Stated problem:
Repeat each record exactly as written, and drop any images.

Records to process:
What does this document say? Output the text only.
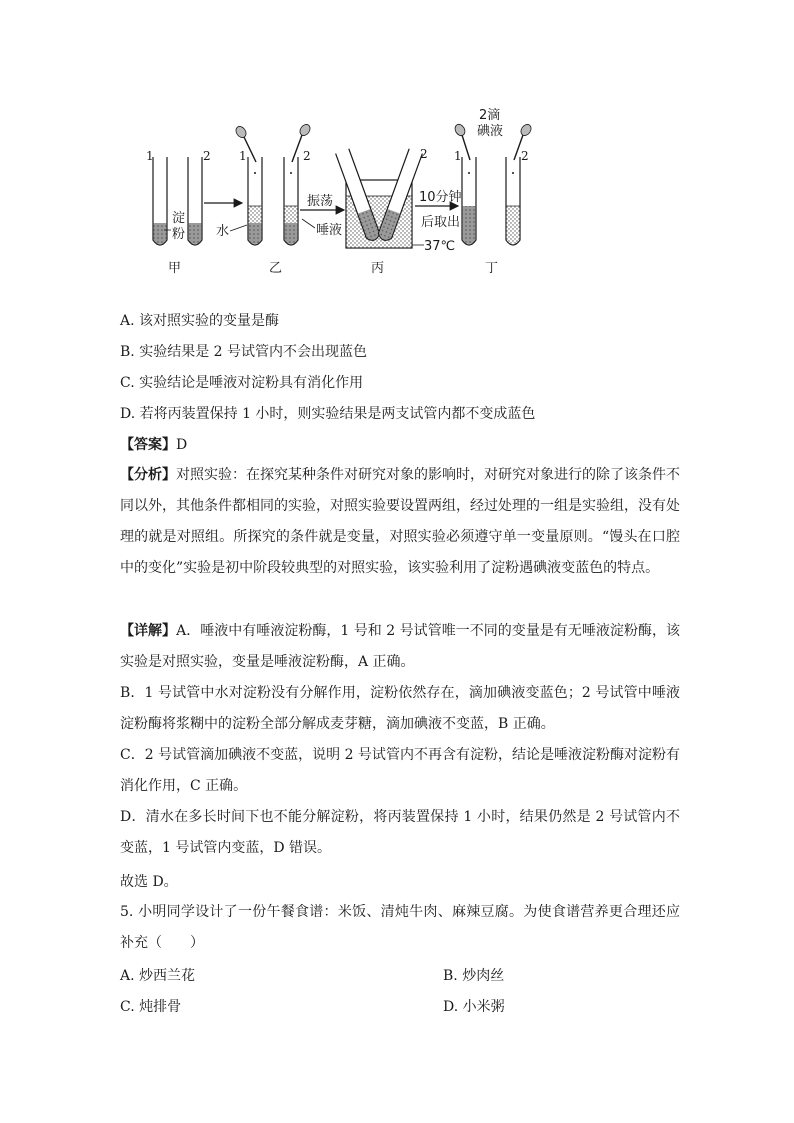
1	2
淀
粉
甲
水
1	2
乙
振荡
唾液
2
37℃
丙
10分钟
后取出
2滴
碘液
1	2
丁
A. 该对照实验的变量是酶
B. 实验结果是 2 号试管内不会出现蓝色
C. 实验结论是唾液对淀粉具有消化作用
D. 若将丙装置保持 1 小时，则实验结果是两支试管内都不变成蓝色
【答案】D
【分析】对照实验：在探究某种条件对研究对象的影响时，对研究对象进行的除了该条件不同以外，其他条件都相同的实验，对照实验要设置两组，经过处理的一组是实验组，没有处理的就是对照组。所探究的条件就是变量，对照实验必须遵守单一变量原则。“馒头在口腔中的变化”实验是初中阶段较典型的对照实验，该实验利用了淀粉遇碘液变蓝色的特点。
【详解】A．唾液中有唾液淀粉酶，1 号和 2 号试管唯一不同的变量是有无唾液淀粉酶，该实验是对照实验，变量是唾液淀粉酶，A 正确。
B．1 号试管中水对淀粉没有分解作用，淀粉依然存在，滴加碘液变蓝色；2 号试管中唾液淀粉酶将浆糊中的淀粉全部分解成麦芽糖，滴加碘液不变蓝，B 正确。
C．2 号试管滴加碘液不变蓝，说明 2 号试管内不再含有淀粉，结论是唾液淀粉酶对淀粉有消化作用，C 正确。
D．清水在多长时间下也不能分解淀粉，将丙装置保持 1 小时，结果仍然是 2 号试管内不变蓝，1 号试管内变蓝，D 错误。
故选 D。
5. 小明同学设计了一份午餐食谱：米饭、清炖牛肉、麻辣豆腐。为使食谱营养更合理还应补充（　　）
A. 炒西兰花	B. 炒肉丝
C. 炖排骨	D. 小米粥
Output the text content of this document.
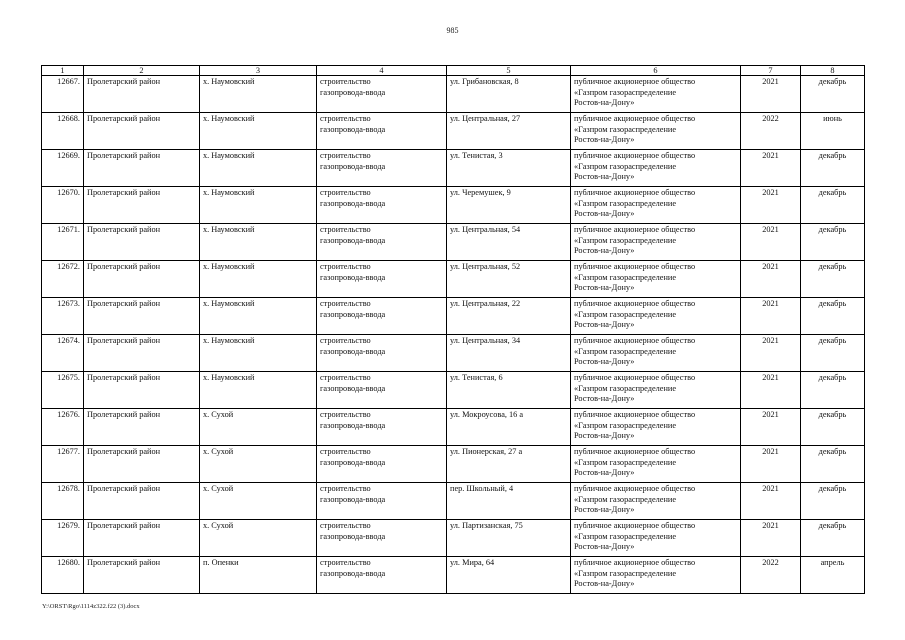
985
1	2	3	4	5	6	7	8
12667.	Пролетарский район	х. Наумовский	строительство
газопровода-ввода	ул. Грибановская, 8	публичное акционерное общество
«Газпром газораспределение
Ростов-на-Дону»	2021	декабрь
12668.	Пролетарский район	х. Наумовский	строительство
газопровода-ввода	ул. Центральная, 27	публичное акционерное общество
«Газпром газораспределение
Ростов-на-Дону»	2022	июнь
12669.	Пролетарский район	х. Наумовский	строительство
газопровода-ввода	ул. Тенистая, 3	публичное акционерное общество
«Газпром газораспределение
Ростов-на-Дону»	2021	декабрь
12670.	Пролетарский район	х. Наумовский	строительство
газопровода-ввода	ул. Черемушек, 9	публичное акционерное общество
«Газпром газораспределение
Ростов-на-Дону»	2021	декабрь
12671.	Пролетарский район	х. Наумовский	строительство
газопровода-ввода	ул. Центральная, 54	публичное акционерное общество
«Газпром газораспределение
Ростов-на-Дону»	2021	декабрь
12672.	Пролетарский район	х. Наумовский	строительство
газопровода-ввода	ул. Центральная, 52	публичное акционерное общество
«Газпром газораспределение
Ростов-на-Дону»	2021	декабрь
12673.	Пролетарский район	х. Наумовский	строительство
газопровода-ввода	ул. Центральная, 22	публичное акционерное общество
«Газпром газораспределение
Ростов-на-Дону»	2021	декабрь
12674.	Пролетарский район	х. Наумовский	строительство
газопровода-ввода	ул. Центральная, 34	публичное акционерное общество
«Газпром газораспределение
Ростов-на-Дону»	2021	декабрь
12675.	Пролетарский район	х. Наумовский	строительство
газопровода-ввода	ул. Тенистая, 6	публичное акционерное общество
«Газпром газораспределение
Ростов-на-Дону»	2021	декабрь
12676.	Пролетарский район	х. Сухой	строительство
газопровода-ввода	ул. Мокроусова, 16 а	публичное акционерное общество
«Газпром газораспределение
Ростов-на-Дону»	2021	декабрь
12677.	Пролетарский район	х. Сухой	строительство
газопровода-ввода	ул. Пионерская, 27 а	публичное акционерное общество
«Газпром газораспределение
Ростов-на-Дону»	2021	декабрь
12678.	Пролетарский район	х. Сухой	строительство
газопровода-ввода	пер. Школьный, 4	публичное акционерное общество
«Газпром газораспределение
Ростов-на-Дону»	2021	декабрь
12679.	Пролетарский район	х. Сухой	строительство
газопровода-ввода	ул. Партизанская, 75	публичное акционерное общество
«Газпром газораспределение
Ростов-на-Дону»	2021	декабрь
12680.	Пролетарский район	п. Опенки	строительство
газопровода-ввода	ул. Мира, 64	публичное акционерное общество
«Газпром газораспределение
Ростов-на-Дону»	2022	апрель
Y:\ORST\Rgo\1114z322.f22 (3).docx
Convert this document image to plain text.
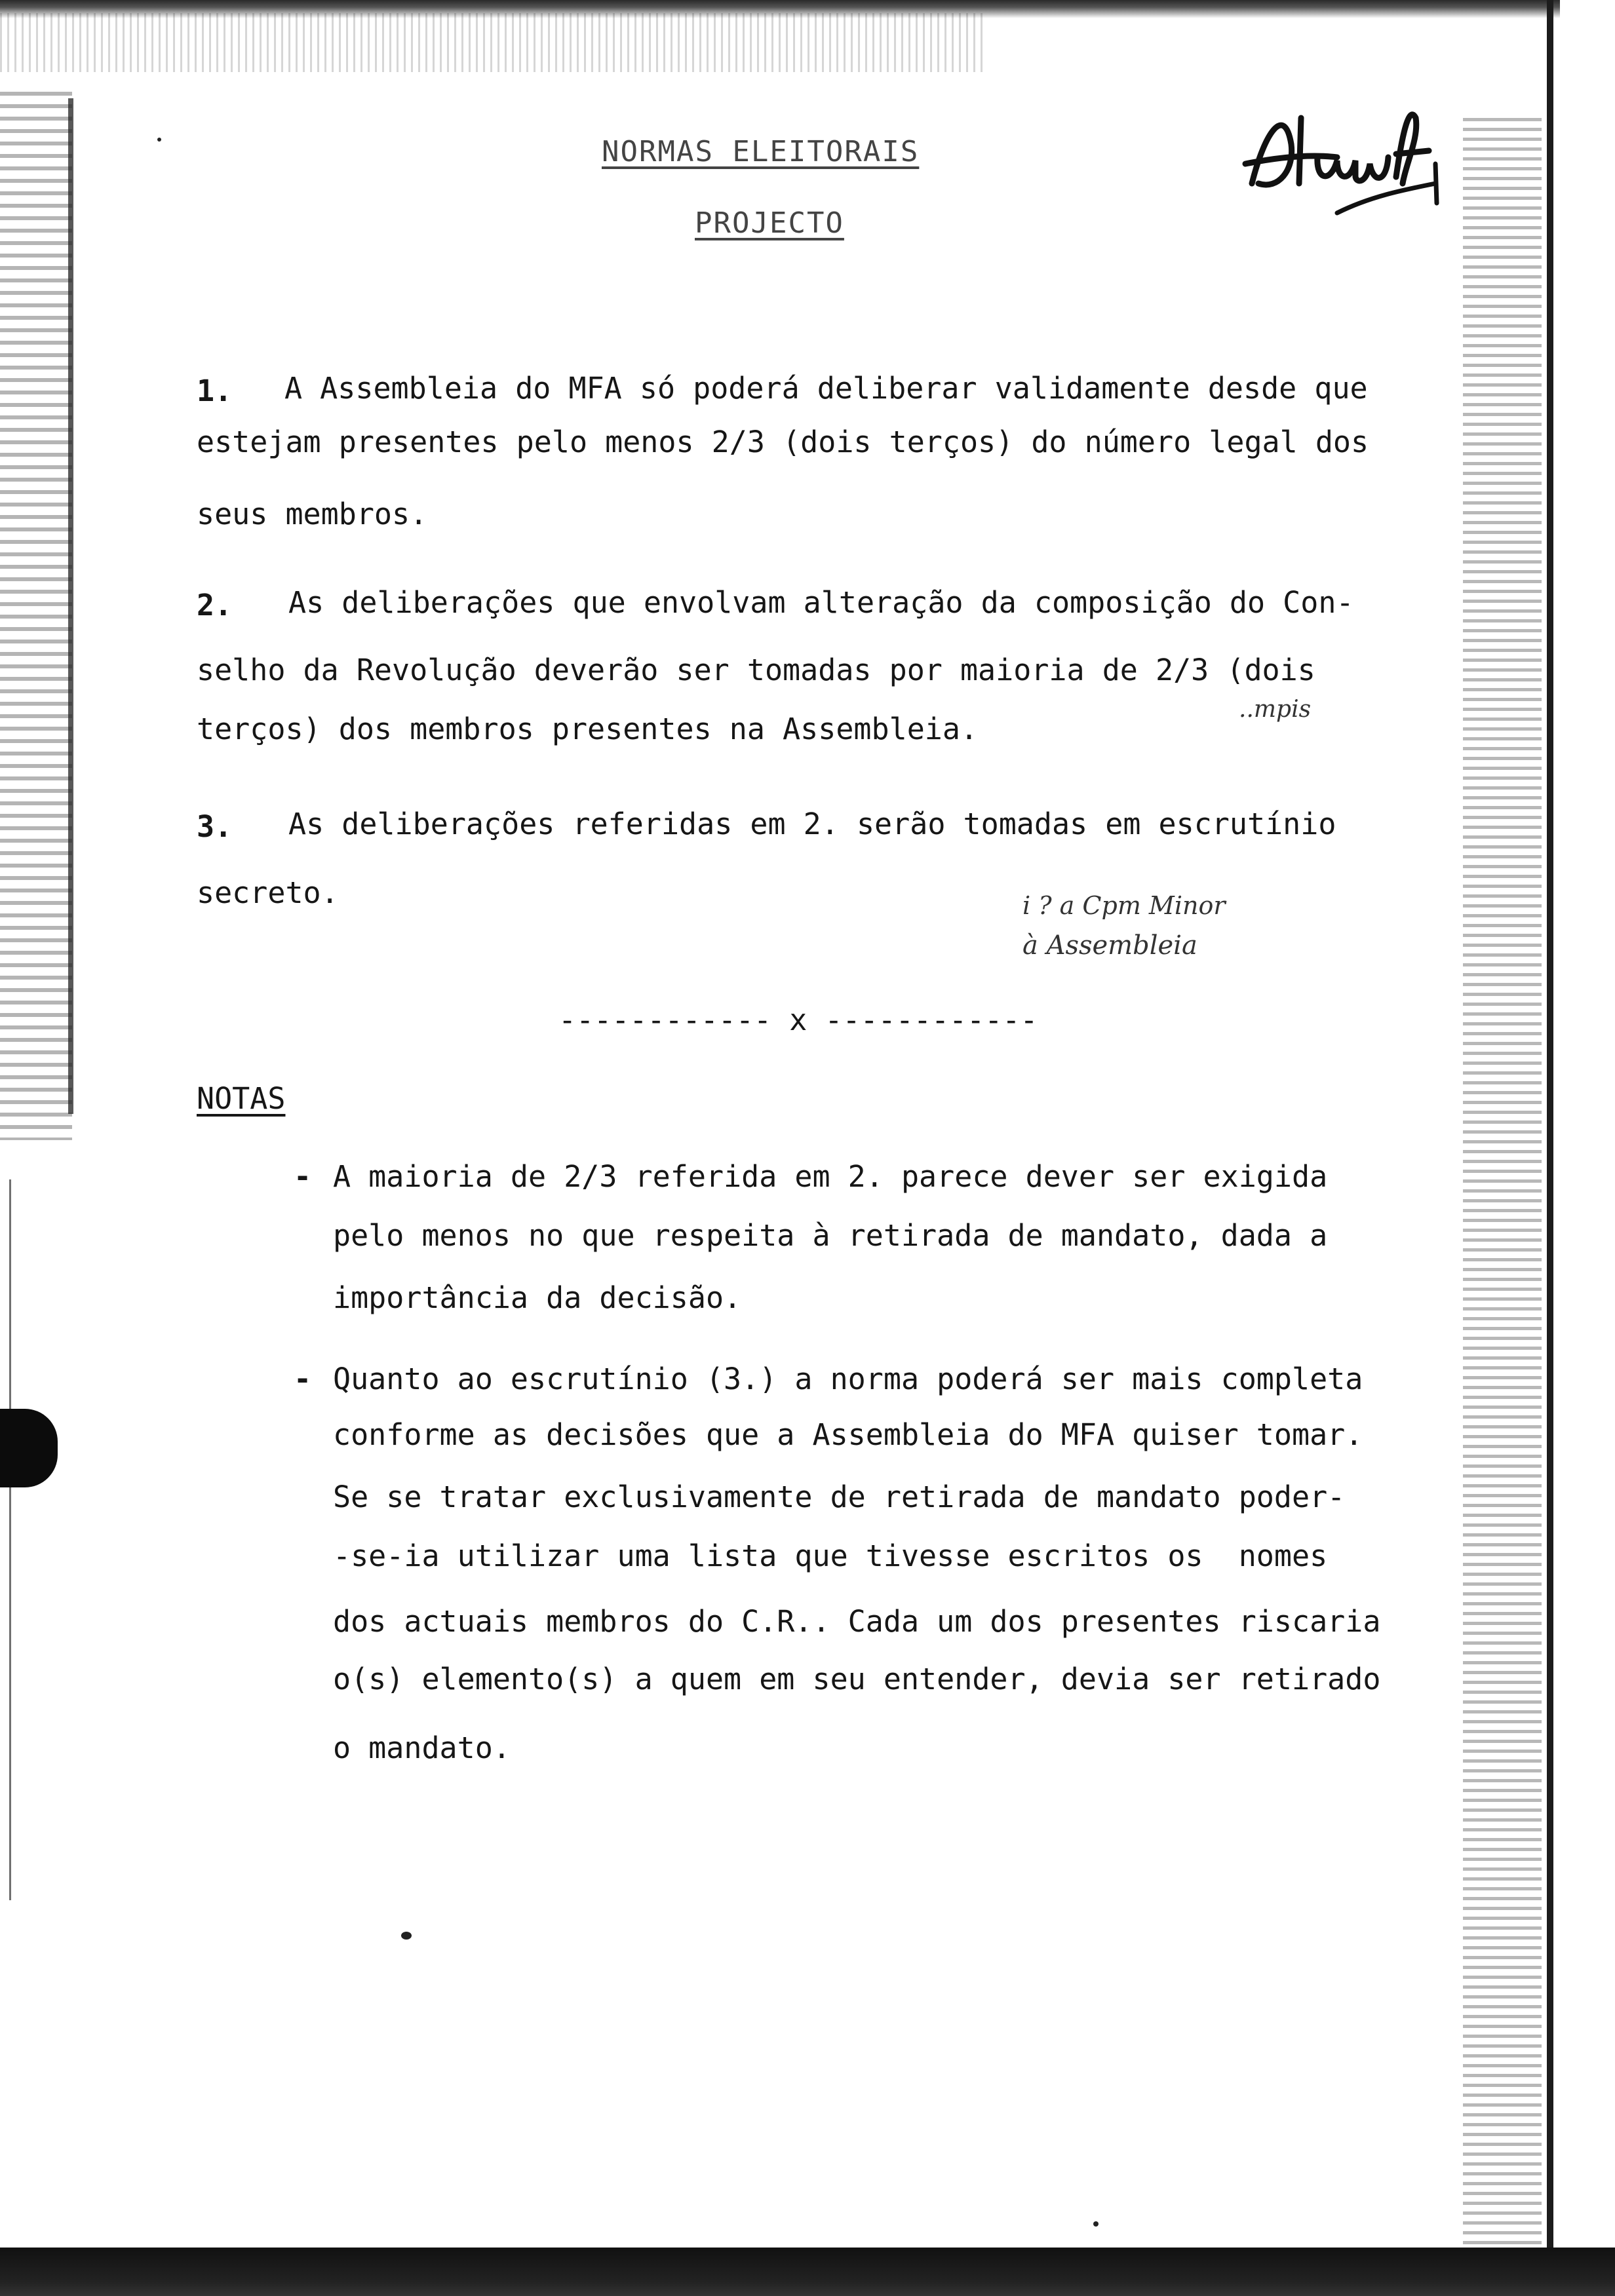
NORMAS ELEITORAIS
PROJECTO
1. A Assembleia do MFA só poderá deliberar validamente desde que
estejam presentes pelo menos 2/3 (dois terços) do número legal dos
seus membros.
2. As deliberações que envolvam alteração da composição do Con-
selho da Revolução deverão ser tomadas por maioria de 2/3 (dois
terços) dos membros presentes na Assembleia.
..mpis
3. As deliberações referidas em 2. serão tomadas em escrutínio
secreto.	i ? a Cpm Minor
à Assembleia
------------ x ------------
NOTAS
- A maioria de 2/3 referida em 2. parece dever ser exigida
pelo menos no que respeita à retirada de mandato, dada a
importância da decisão.
- Quanto ao escrutínio (3.) a norma poderá ser mais completa
conforme as decisões que a Assembleia do MFA quiser tomar.
Se se tratar exclusivamente de retirada de mandato poder-
-se-ia utilizar uma lista que tivesse escritos os  nomes
dos actuais membros do C.R.. Cada um dos presentes riscaria
o(s) elemento(s) a quem em seu entender, devia ser retirado
o mandato.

Answer below:
What does this document say? Output the text only.
1	2
淀
粉
甲
水
1	2
乙
振荡
唾液
2
37℃
丙
10分钟
后取出
2滴
碘液
1	2
丁
A. 该对照实验的变量是酶
B. 实验结果是 2 号试管内不会出现蓝色
C. 实验结论是唾液对淀粉具有消化作用
D. 若将丙装置保持 1 小时，则实验结果是两支试管内都不变成蓝色
【答案】D
【分析】对照实验：在探究某种条件对研究对象的影响时，对研究对象进行的除了该条件不同以外，其他条件都相同的实验，对照实验要设置两组，经过处理的一组是实验组，没有处理的就是对照组。所探究的条件就是变量，对照实验必须遵守单一变量原则。“馒头在口腔中的变化”实验是初中阶段较典型的对照实验，该实验利用了淀粉遇碘液变蓝色的特点。
【详解】A．唾液中有唾液淀粉酶，1 号和 2 号试管唯一不同的变量是有无唾液淀粉酶，该实验是对照实验，变量是唾液淀粉酶，A 正确。
B．1 号试管中水对淀粉没有分解作用，淀粉依然存在，滴加碘液变蓝色；2 号试管中唾液淀粉酶将浆糊中的淀粉全部分解成麦芽糖，滴加碘液不变蓝，B 正确。
C．2 号试管滴加碘液不变蓝，说明 2 号试管内不再含有淀粉，结论是唾液淀粉酶对淀粉有消化作用，C 正确。
D．清水在多长时间下也不能分解淀粉，将丙装置保持 1 小时，结果仍然是 2 号试管内不变蓝，1 号试管内变蓝，D 错误。
故选 D。
5. 小明同学设计了一份午餐食谱：米饭、清炖牛肉、麻辣豆腐。为使食谱营养更合理还应补充（　　）
A. 炒西兰花	B. 炒肉丝
C. 炖排骨	D. 小米粥
Output the text content of this document.
985
1	2	3	4	5	6	7	8
12667.	Пролетарский район	х. Наумовский	строительство
газопровода-ввода	ул. Грибановская, 8	публичное акционерное общество
«Газпром газораспределение
Ростов-на-Дону»	2021	декабрь
12668.	Пролетарский район	х. Наумовский	строительство
газопровода-ввода	ул. Центральная, 27	публичное акционерное общество
«Газпром газораспределение
Ростов-на-Дону»	2022	июнь
12669.	Пролетарский район	х. Наумовский	строительство
газопровода-ввода	ул. Тенистая, 3	публичное акционерное общество
«Газпром газораспределение
Ростов-на-Дону»	2021	декабрь
12670.	Пролетарский район	х. Наумовский	строительство
газопровода-ввода	ул. Черемушек, 9	публичное акционерное общество
«Газпром газораспределение
Ростов-на-Дону»	2021	декабрь
12671.	Пролетарский район	х. Наумовский	строительство
газопровода-ввода	ул. Центральная, 54	публичное акционерное общество
«Газпром газораспределение
Ростов-на-Дону»	2021	декабрь
12672.	Пролетарский район	х. Наумовский	строительство
газопровода-ввода	ул. Центральная, 52	публичное акционерное общество
«Газпром газораспределение
Ростов-на-Дону»	2021	декабрь
12673.	Пролетарский район	х. Наумовский	строительство
газопровода-ввода	ул. Центральная, 22	публичное акционерное общество
«Газпром газораспределение
Ростов-на-Дону»	2021	декабрь
12674.	Пролетарский район	х. Наумовский	строительство
газопровода-ввода	ул. Центральная, 34	публичное акционерное общество
«Газпром газораспределение
Ростов-на-Дону»	2021	декабрь
12675.	Пролетарский район	х. Наумовский	строительство
газопровода-ввода	ул. Тенистая, 6	публичное акционерное общество
«Газпром газораспределение
Ростов-на-Дону»	2021	декабрь
12676.	Пролетарский район	х. Сухой	строительство
газопровода-ввода	ул. Мокроусова, 16 а	публичное акционерное общество
«Газпром газораспределение
Ростов-на-Дону»	2021	декабрь
12677.	Пролетарский район	х. Сухой	строительство
газопровода-ввода	ул. Пионерская, 27 а	публичное акционерное общество
«Газпром газораспределение
Ростов-на-Дону»	2021	декабрь
12678.	Пролетарский район	х. Сухой	строительство
газопровода-ввода	пер. Школьный, 4	публичное акционерное общество
«Газпром газораспределение
Ростов-на-Дону»	2021	декабрь
12679.	Пролетарский район	х. Сухой	строительство
газопровода-ввода	ул. Партизанская, 75	публичное акционерное общество
«Газпром газораспределение
Ростов-на-Дону»	2021	декабрь
12680.	Пролетарский район	п. Опенки	строительство
газопровода-ввода	ул. Мира, 64	публичное акционерное общество
«Газпром газораспределение
Ростов-на-Дону»	2022	апрель
Y:\ORST\Rgo\1114z322.f22 (3).docx
Convert this document image to plain text.
NORMAS ELEITORAIS
PROJECTO
1. A Assembleia do MFA só poderá deliberar validamente desde que
estejam presentes pelo menos 2/3 (dois terços) do número legal dos
seus membros.
2. As deliberações que envolvam alteração da composição do Con-
selho da Revolução deverão ser tomadas por maioria de 2/3 (dois
terços) dos membros presentes na Assembleia.
..mpis
3. As deliberações referidas em 2. serão tomadas em escrutínio
secreto.	i ? a Cpm Minor
à Assembleia
------------ x ------------
NOTAS
- A maioria de 2/3 referida em 2. parece dever ser exigida
pelo menos no que respeita à retirada de mandato, dada a
importância da decisão.
- Quanto ao escrutínio (3.) a norma poderá ser mais completa
conforme as decisões que a Assembleia do MFA quiser tomar.
Se se tratar exclusivamente de retirada de mandato poder-
-se-ia utilizar uma lista que tivesse escritos os  nomes
dos actuais membros do C.R.. Cada um dos presentes riscaria
o(s) elemento(s) a quem em seu entender, devia ser retirado
o mandato.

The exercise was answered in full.